§ What you will do
All of the material should be reproduced exactly, with pictures left out.

Dataset entries on figures
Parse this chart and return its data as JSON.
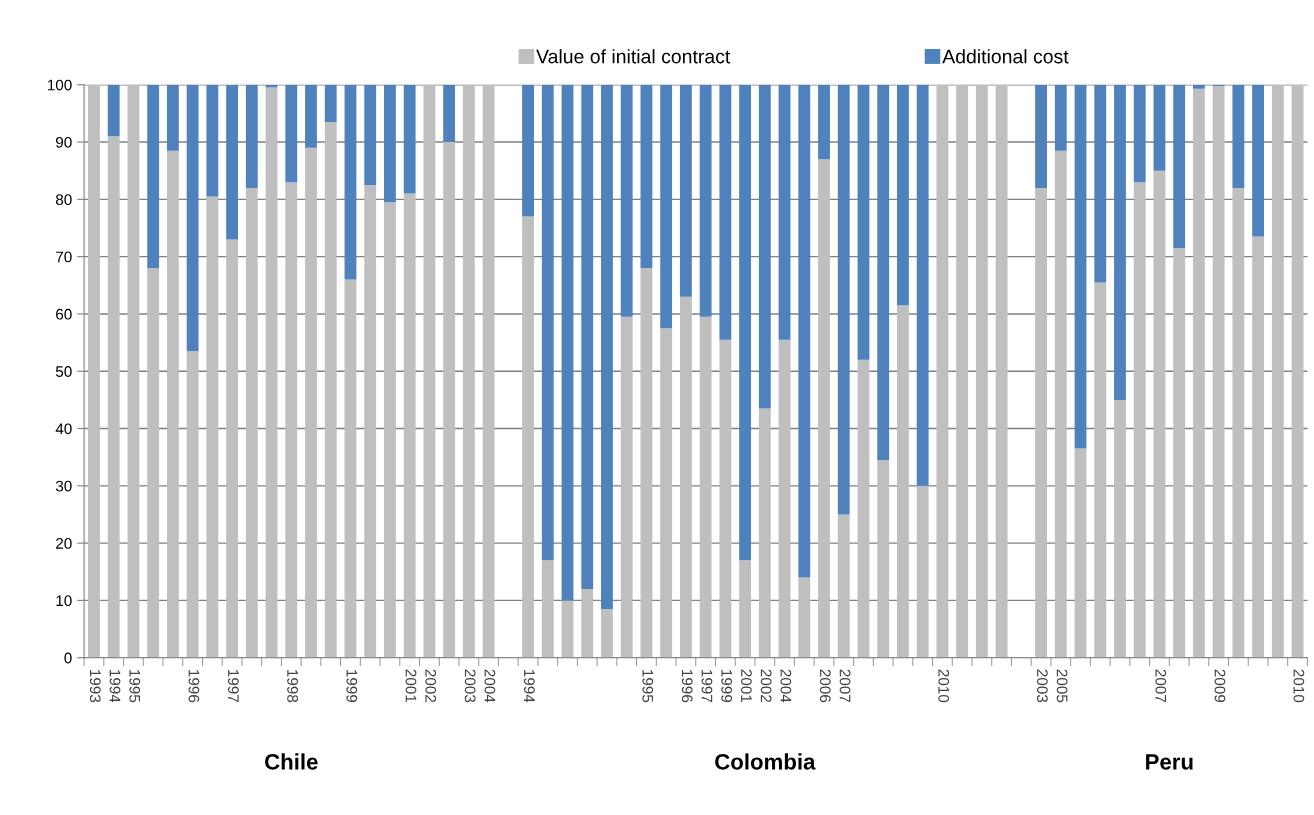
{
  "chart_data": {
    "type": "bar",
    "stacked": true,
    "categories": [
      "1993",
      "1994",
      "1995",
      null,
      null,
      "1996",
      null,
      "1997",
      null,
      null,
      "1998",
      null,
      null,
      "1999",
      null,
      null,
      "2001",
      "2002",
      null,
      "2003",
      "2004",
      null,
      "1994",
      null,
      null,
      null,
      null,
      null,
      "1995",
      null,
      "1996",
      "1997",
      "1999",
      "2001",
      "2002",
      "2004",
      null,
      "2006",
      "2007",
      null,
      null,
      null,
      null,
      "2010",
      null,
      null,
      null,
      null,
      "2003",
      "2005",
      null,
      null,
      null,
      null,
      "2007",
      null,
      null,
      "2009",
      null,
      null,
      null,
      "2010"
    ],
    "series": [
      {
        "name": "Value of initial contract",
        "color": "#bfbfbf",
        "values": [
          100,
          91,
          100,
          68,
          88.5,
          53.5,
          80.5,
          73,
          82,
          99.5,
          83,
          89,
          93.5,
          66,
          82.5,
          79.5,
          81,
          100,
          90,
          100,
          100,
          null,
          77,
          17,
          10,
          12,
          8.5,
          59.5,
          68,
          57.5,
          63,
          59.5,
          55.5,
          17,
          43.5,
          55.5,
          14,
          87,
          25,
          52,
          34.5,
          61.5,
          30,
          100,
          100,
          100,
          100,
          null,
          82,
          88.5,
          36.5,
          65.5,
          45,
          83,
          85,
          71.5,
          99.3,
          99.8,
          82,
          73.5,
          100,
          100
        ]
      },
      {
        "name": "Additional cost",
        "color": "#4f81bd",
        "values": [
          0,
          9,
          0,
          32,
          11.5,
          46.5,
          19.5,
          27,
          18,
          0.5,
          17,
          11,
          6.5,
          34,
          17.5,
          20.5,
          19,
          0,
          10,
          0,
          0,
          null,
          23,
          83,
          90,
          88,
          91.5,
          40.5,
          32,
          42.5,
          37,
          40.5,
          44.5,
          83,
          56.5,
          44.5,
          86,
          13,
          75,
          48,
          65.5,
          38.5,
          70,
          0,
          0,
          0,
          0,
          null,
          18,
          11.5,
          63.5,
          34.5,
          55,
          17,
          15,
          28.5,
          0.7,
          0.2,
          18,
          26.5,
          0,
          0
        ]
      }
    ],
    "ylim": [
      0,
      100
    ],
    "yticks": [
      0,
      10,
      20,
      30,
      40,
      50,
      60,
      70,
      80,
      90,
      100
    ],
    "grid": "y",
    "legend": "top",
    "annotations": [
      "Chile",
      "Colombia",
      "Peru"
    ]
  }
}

§ Task solution
Parse this chart and return its data as JSON.
{
  "chart_data": {
    "type": "bar",
    "stacked": true,
    "categories": [
      "1993",
      "1994",
      "1995",
      null,
      null,
      "1996",
      null,
      "1997",
      null,
      null,
      "1998",
      null,
      null,
      "1999",
      null,
      null,
      "2001",
      "2002",
      null,
      "2003",
      "2004",
      null,
      "1994",
      null,
      null,
      null,
      null,
      null,
      "1995",
      null,
      "1996",
      "1997",
      "1999",
      "2001",
      "2002",
      "2004",
      null,
      "2006",
      "2007",
      null,
      null,
      null,
      null,
      "2010",
      null,
      null,
      null,
      null,
      "2003",
      "2005",
      null,
      null,
      null,
      null,
      "2007",
      null,
      null,
      "2009",
      null,
      null,
      null,
      "2010"
    ],
    "series": [
      {
        "name": "Value of initial contract",
        "color": "#bfbfbf",
        "values": [
          100,
          91,
          100,
          68,
          88.5,
          53.5,
          80.5,
          73,
          82,
          99.5,
          83,
          89,
          93.5,
          66,
          82.5,
          79.5,
          81,
          100,
          90,
          100,
          100,
          null,
          77,
          17,
          10,
          12,
          8.5,
          59.5,
          68,
          57.5,
          63,
          59.5,
          55.5,
          17,
          43.5,
          55.5,
          14,
          87,
          25,
          52,
          34.5,
          61.5,
          30,
          100,
          100,
          100,
          100,
          null,
          82,
          88.5,
          36.5,
          65.5,
          45,
          83,
          85,
          71.5,
          99.3,
          99.8,
          82,
          73.5,
          100,
          100
        ]
      },
      {
        "name": "Additional cost",
        "color": "#4f81bd",
        "values": [
          0,
          9,
          0,
          32,
          11.5,
          46.5,
          19.5,
          27,
          18,
          0.5,
          17,
          11,
          6.5,
          34,
          17.5,
          20.5,
          19,
          0,
          10,
          0,
          0,
          null,
          23,
          83,
          90,
          88,
          91.5,
          40.5,
          32,
          42.5,
          37,
          40.5,
          44.5,
          83,
          56.5,
          44.5,
          86,
          13,
          75,
          48,
          65.5,
          38.5,
          70,
          0,
          0,
          0,
          0,
          null,
          18,
          11.5,
          63.5,
          34.5,
          55,
          17,
          15,
          28.5,
          0.7,
          0.2,
          18,
          26.5,
          0,
          0
        ]
      }
    ],
    "ylim": [
      0,
      100
    ],
    "yticks": [
      0,
      10,
      20,
      30,
      40,
      50,
      60,
      70,
      80,
      90,
      100
    ],
    "grid": "y",
    "legend": "top",
    "annotations": [
      "Chile",
      "Colombia",
      "Peru"
    ]
  }
}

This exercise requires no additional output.